TASK PROMPT = Drop the pictures from the entries below, then reproduce the rest exactly.
>> Start
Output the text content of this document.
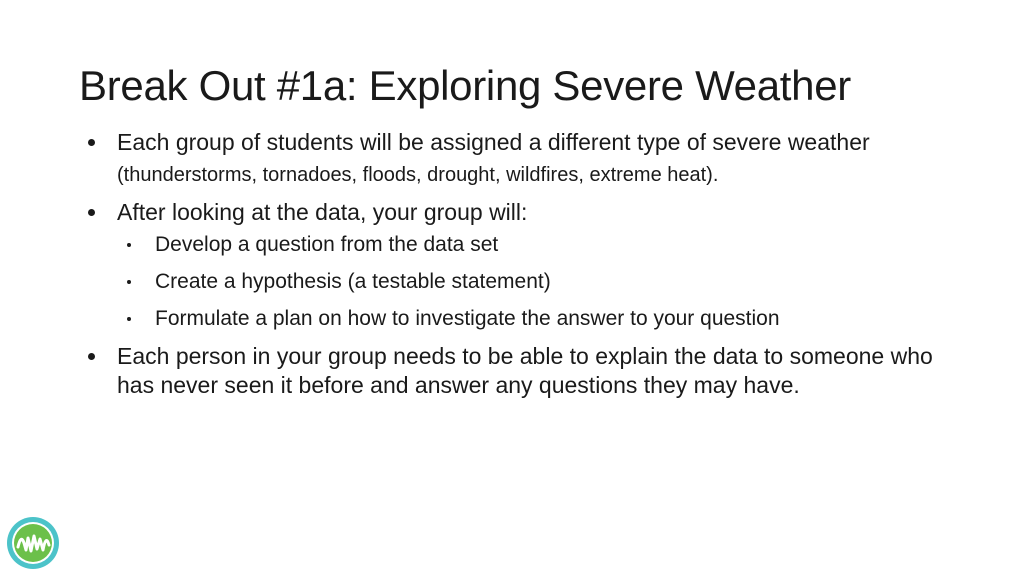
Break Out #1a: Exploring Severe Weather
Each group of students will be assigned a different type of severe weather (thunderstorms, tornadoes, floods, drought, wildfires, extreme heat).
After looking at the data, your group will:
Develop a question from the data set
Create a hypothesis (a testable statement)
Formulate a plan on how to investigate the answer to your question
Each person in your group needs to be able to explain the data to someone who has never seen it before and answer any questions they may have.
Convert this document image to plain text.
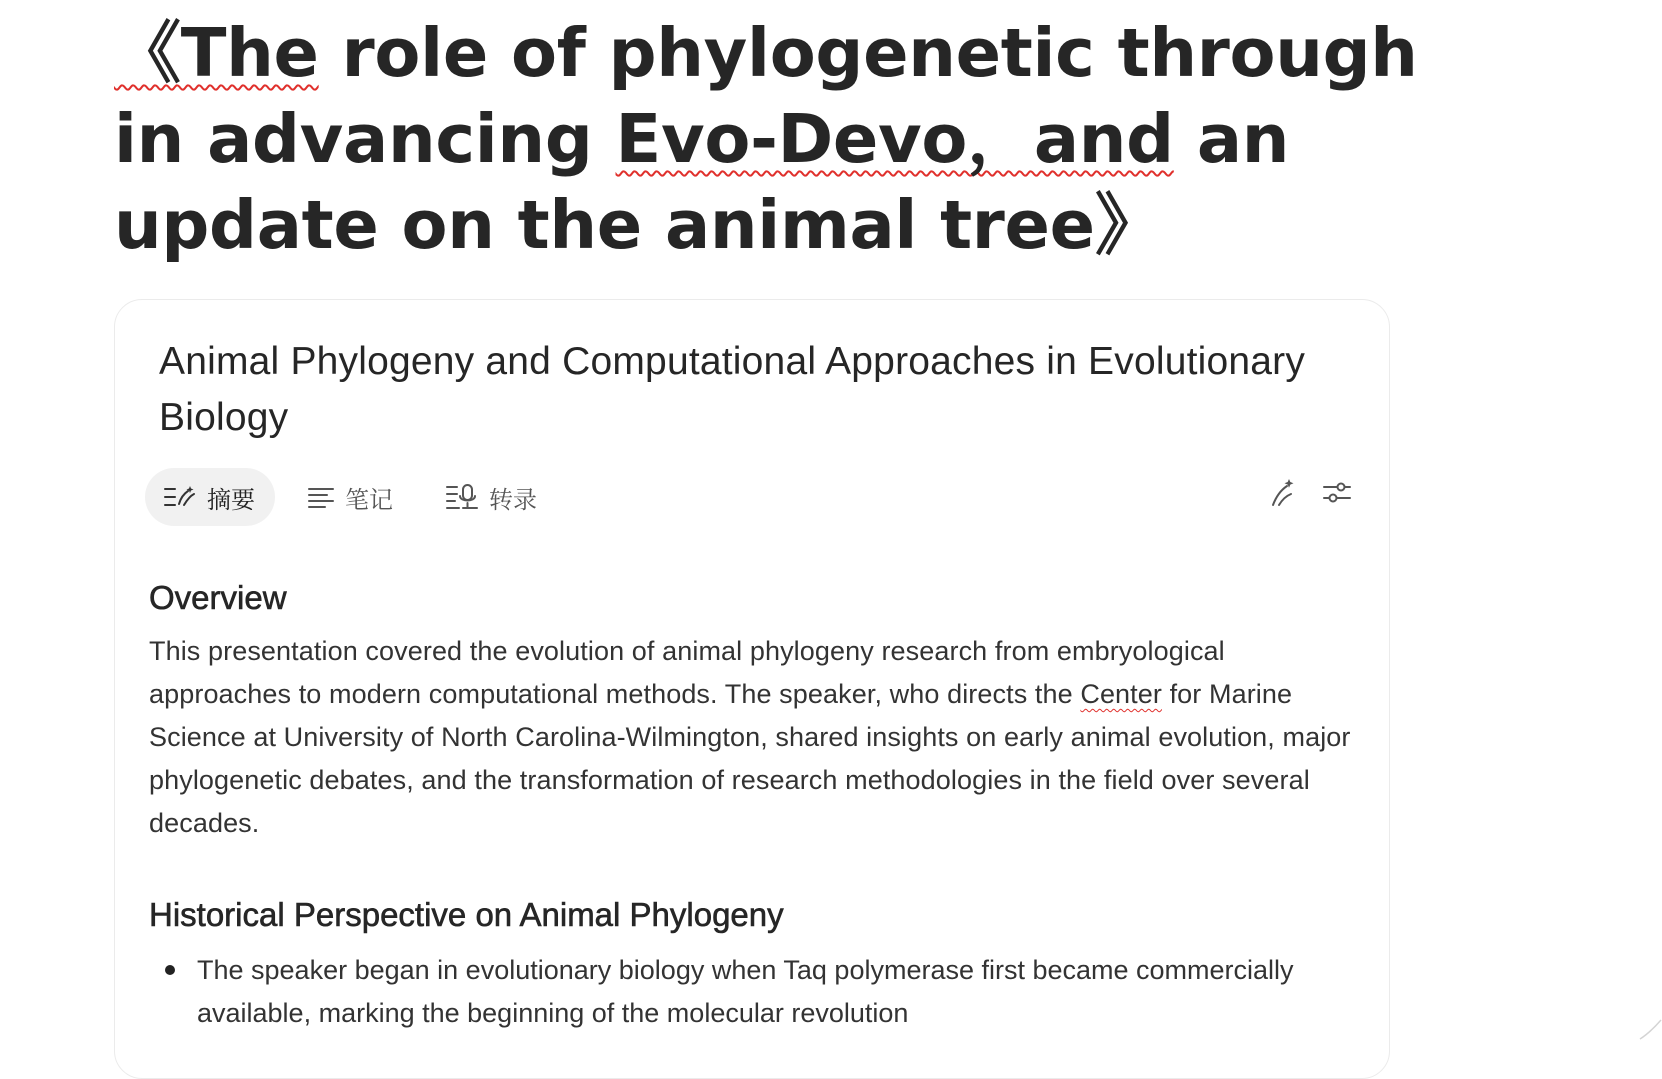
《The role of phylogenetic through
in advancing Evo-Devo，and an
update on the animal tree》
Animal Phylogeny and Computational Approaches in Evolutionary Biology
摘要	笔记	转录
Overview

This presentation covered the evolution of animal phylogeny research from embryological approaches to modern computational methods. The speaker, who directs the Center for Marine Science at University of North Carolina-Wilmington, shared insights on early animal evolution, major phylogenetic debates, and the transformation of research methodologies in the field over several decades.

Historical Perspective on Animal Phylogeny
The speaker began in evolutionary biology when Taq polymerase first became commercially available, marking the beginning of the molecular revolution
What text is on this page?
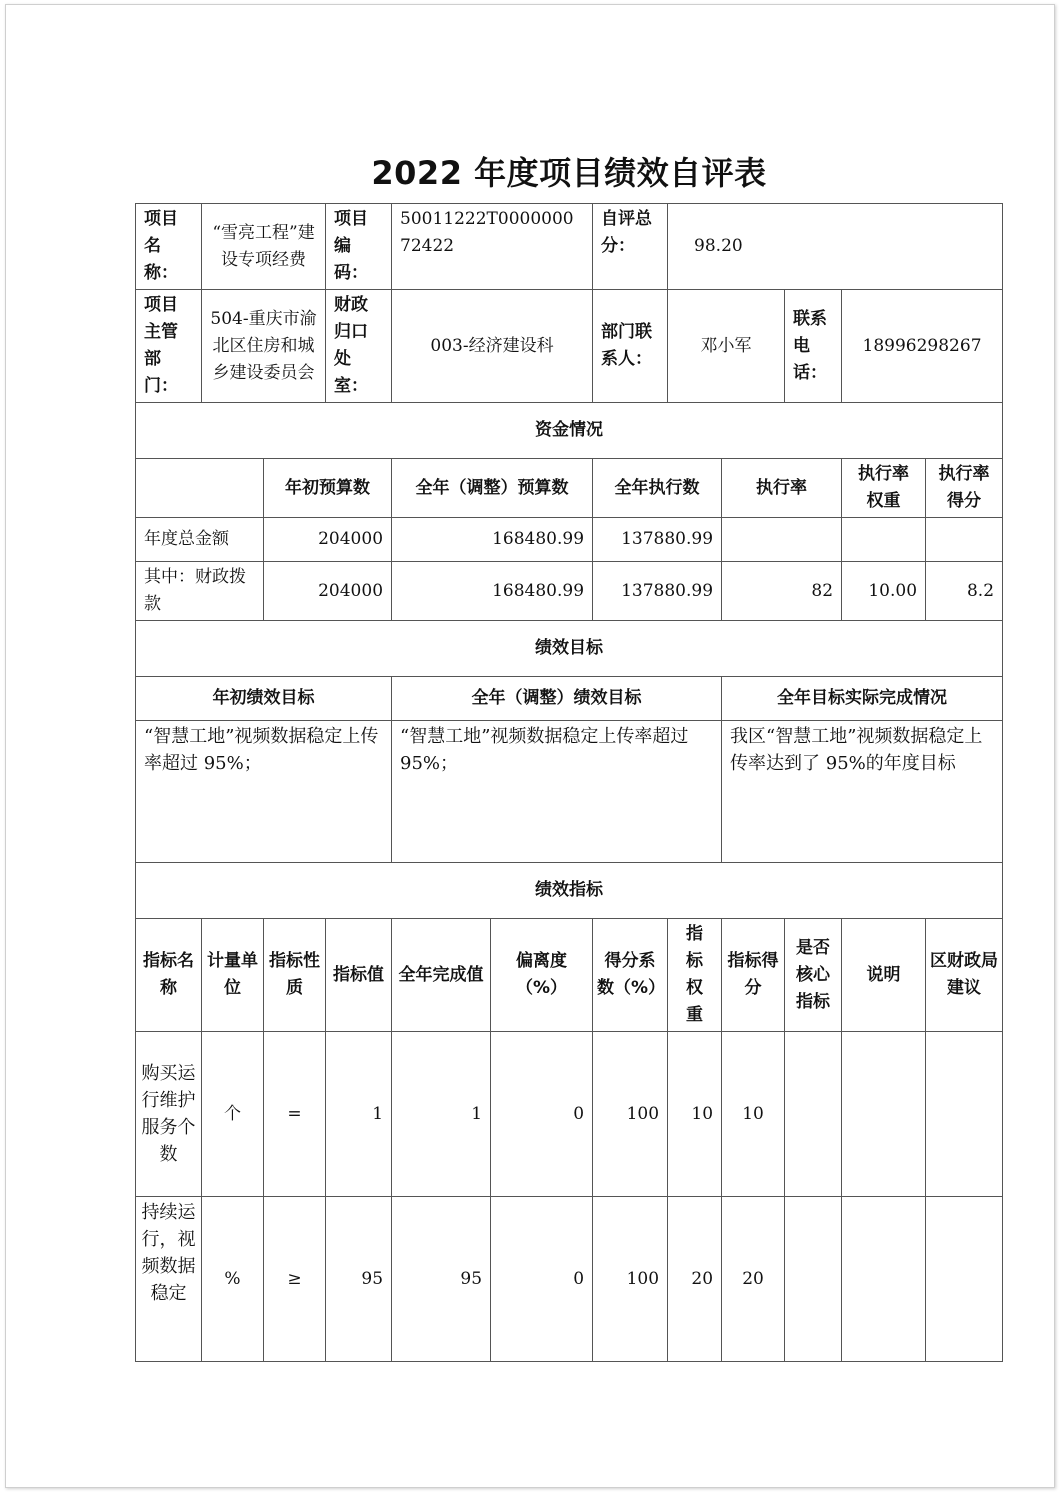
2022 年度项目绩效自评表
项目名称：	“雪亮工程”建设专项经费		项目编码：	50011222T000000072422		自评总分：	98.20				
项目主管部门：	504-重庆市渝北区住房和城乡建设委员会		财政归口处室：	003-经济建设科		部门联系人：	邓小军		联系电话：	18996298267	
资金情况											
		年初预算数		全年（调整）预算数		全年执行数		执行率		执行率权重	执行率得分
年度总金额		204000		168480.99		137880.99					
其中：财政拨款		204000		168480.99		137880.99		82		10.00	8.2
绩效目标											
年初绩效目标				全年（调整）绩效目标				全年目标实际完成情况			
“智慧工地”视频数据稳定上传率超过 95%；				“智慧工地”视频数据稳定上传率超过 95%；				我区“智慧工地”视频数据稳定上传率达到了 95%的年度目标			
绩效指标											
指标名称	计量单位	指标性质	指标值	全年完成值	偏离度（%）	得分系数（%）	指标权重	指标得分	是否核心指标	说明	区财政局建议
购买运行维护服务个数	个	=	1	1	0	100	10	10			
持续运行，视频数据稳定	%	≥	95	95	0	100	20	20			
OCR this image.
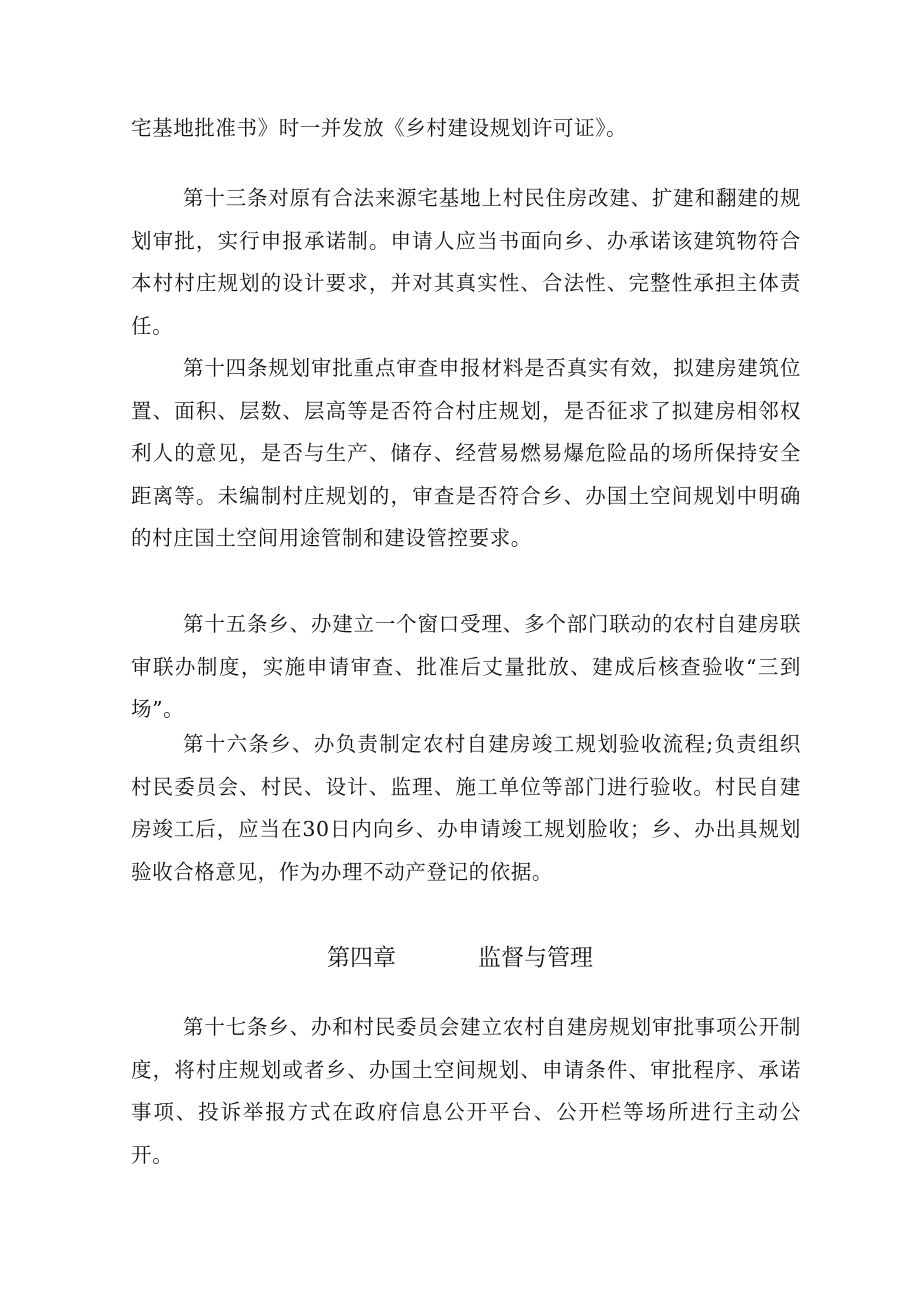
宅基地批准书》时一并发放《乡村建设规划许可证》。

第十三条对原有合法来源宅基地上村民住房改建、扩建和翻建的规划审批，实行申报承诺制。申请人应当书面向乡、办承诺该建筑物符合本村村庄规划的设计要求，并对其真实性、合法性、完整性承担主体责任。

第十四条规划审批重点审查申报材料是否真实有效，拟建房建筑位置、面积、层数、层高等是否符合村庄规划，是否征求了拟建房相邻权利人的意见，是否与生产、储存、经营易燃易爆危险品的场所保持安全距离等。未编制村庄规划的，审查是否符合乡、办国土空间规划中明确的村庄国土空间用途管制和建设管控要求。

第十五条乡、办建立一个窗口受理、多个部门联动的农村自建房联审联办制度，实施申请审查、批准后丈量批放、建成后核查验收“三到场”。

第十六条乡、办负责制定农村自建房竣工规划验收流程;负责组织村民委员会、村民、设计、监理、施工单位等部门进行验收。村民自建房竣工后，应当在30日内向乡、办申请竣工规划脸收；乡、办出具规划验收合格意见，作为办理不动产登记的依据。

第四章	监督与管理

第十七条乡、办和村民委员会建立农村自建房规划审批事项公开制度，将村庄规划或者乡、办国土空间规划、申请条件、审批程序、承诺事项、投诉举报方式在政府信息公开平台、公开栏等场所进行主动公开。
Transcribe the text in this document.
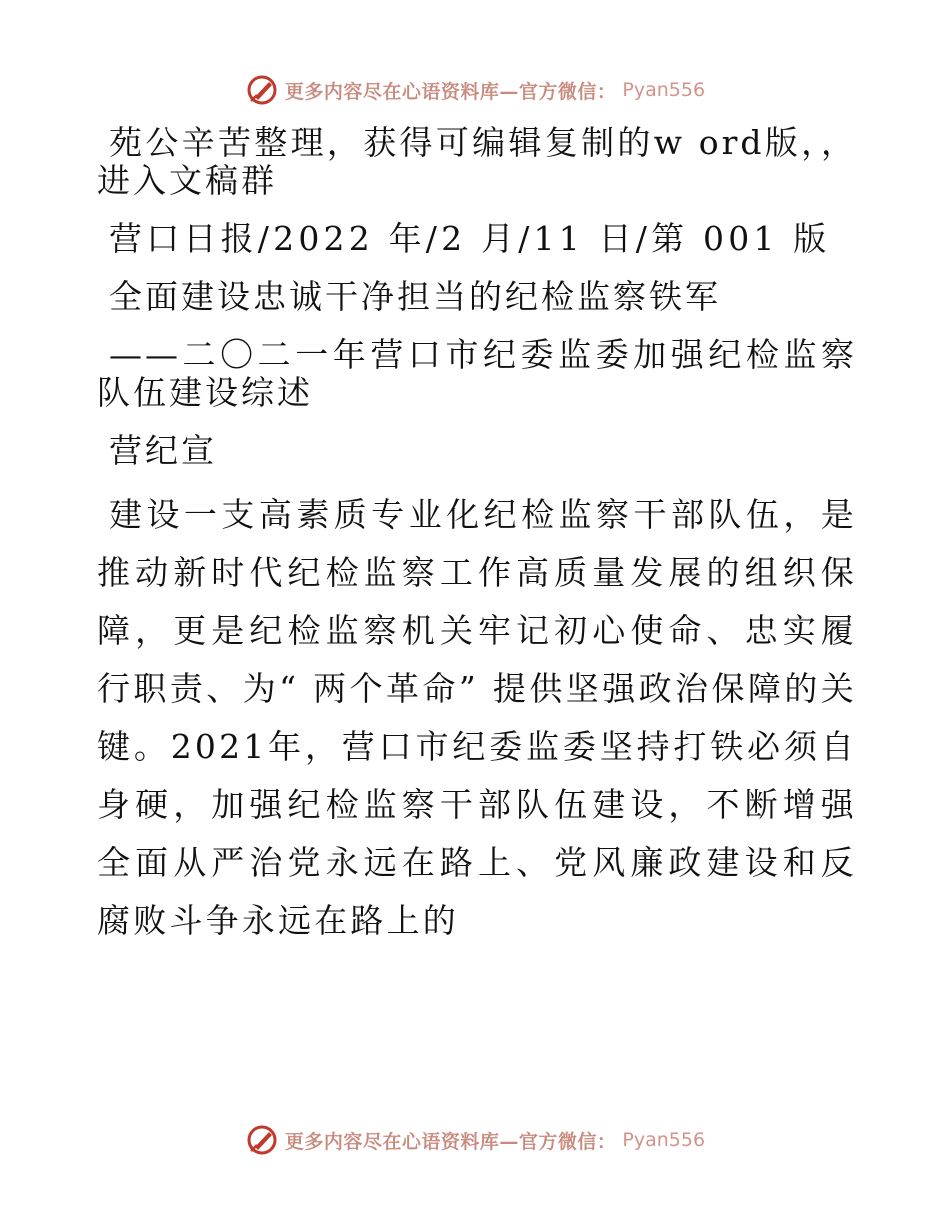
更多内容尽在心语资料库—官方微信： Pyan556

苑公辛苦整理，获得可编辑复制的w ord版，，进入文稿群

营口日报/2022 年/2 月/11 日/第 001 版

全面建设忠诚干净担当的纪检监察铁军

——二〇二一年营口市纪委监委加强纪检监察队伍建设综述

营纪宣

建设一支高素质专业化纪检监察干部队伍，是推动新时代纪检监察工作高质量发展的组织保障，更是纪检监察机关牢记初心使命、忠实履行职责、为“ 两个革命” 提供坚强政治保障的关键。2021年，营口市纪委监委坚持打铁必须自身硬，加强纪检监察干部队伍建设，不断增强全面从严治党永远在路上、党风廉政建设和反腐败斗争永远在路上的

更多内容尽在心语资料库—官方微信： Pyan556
>> End
EXERCISE OUTPUT =
Output the text content of this document.
Break Out #1a: Exploring Severe Weather
Each group of students will be assigned a different type of severe weather (thunderstorms, tornadoes, floods, drought, wildfires, extreme heat).
After looking at the data, your group will:
Develop a question from the data set
Create a hypothesis (a testable statement)
Formulate a plan on how to investigate the answer to your question
Each person in your group needs to be able to explain the data to someone who has never seen it before and answer any questions they may have.
Convert this document image to plain text.
《The role of phylogenetic through
in advancing Evo-Devo，and an
update on the animal tree》
Animal Phylogeny and Computational Approaches in Evolutionary Biology
摘要	笔记	转录
Overview

This presentation covered the evolution of animal phylogeny research from embryological approaches to modern computational methods. The speaker, who directs the Center for Marine Science at University of North Carolina-Wilmington, shared insights on early animal evolution, major phylogenetic debates, and the transformation of research methodologies in the field over several decades.

Historical Perspective on Animal Phylogeny
The speaker began in evolutionary biology when Taq polymerase first became commercially available, marking the beginning of the molecular revolution
What text is on this page?
2022 年度项目绩效自评表
项目名称：	“雪亮工程”建设专项经费		项目编码：	50011222T000000072422		自评总分：	98.20				
项目主管部门：	504-重庆市渝北区住房和城乡建设委员会		财政归口处室：	003-经济建设科		部门联系人：	邓小军		联系电话：	18996298267	
资金情况											
		年初预算数		全年（调整）预算数		全年执行数		执行率		执行率权重	执行率得分
年度总金额		204000		168480.99		137880.99					
其中：财政拨款		204000		168480.99		137880.99		82		10.00	8.2
绩效目标											
年初绩效目标				全年（调整）绩效目标				全年目标实际完成情况			
“智慧工地”视频数据稳定上传率超过 95%；				“智慧工地”视频数据稳定上传率超过 95%；				我区“智慧工地”视频数据稳定上传率达到了 95%的年度目标			
绩效指标											
指标名称	计量单位	指标性质	指标值	全年完成值	偏离度（%）	得分系数（%）	指标权重	指标得分	是否核心指标	说明	区财政局建议
购买运行维护服务个数	个	=	1	1	0	100	10	10			
持续运行，视频数据稳定	%	≥	95	95	0	100	20	20			
OCR this image.
宅基地批准书》时一并发放《乡村建设规划许可证》。

第十三条对原有合法来源宅基地上村民住房改建、扩建和翻建的规划审批，实行申报承诺制。申请人应当书面向乡、办承诺该建筑物符合本村村庄规划的设计要求，并对其真实性、合法性、完整性承担主体责任。

第十四条规划审批重点审查申报材料是否真实有效，拟建房建筑位置、面积、层数、层高等是否符合村庄规划，是否征求了拟建房相邻权利人的意见，是否与生产、储存、经营易燃易爆危险品的场所保持安全距离等。未编制村庄规划的，审查是否符合乡、办国土空间规划中明确的村庄国土空间用途管制和建设管控要求。

第十五条乡、办建立一个窗口受理、多个部门联动的农村自建房联审联办制度，实施申请审查、批准后丈量批放、建成后核查验收“三到场”。

第十六条乡、办负责制定农村自建房竣工规划验收流程;负责组织村民委员会、村民、设计、监理、施工单位等部门进行验收。村民自建房竣工后，应当在30日内向乡、办申请竣工规划脸收；乡、办出具规划验收合格意见，作为办理不动产登记的依据。

第四章	监督与管理

第十七条乡、办和村民委员会建立农村自建房规划审批事项公开制度，将村庄规划或者乡、办国土空间规划、申请条件、审批程序、承诺事项、投诉举报方式在政府信息公开平台、公开栏等场所进行主动公开。
Transcribe the text in this document.
更多内容尽在心语资料库—官方微信： Pyan556

苑公辛苦整理，获得可编辑复制的w ord版，，进入文稿群

营口日报/2022 年/2 月/11 日/第 001 版

全面建设忠诚干净担当的纪检监察铁军

——二〇二一年营口市纪委监委加强纪检监察队伍建设综述

营纪宣

建设一支高素质专业化纪检监察干部队伍，是推动新时代纪检监察工作高质量发展的组织保障，更是纪检监察机关牢记初心使命、忠实履行职责、为“ 两个革命” 提供坚强政治保障的关键。2021年，营口市纪委监委坚持打铁必须自身硬，加强纪检监察干部队伍建设，不断增强全面从严治党永远在路上、党风廉政建设和反腐败斗争永远在路上的

更多内容尽在心语资料库—官方微信： Pyan556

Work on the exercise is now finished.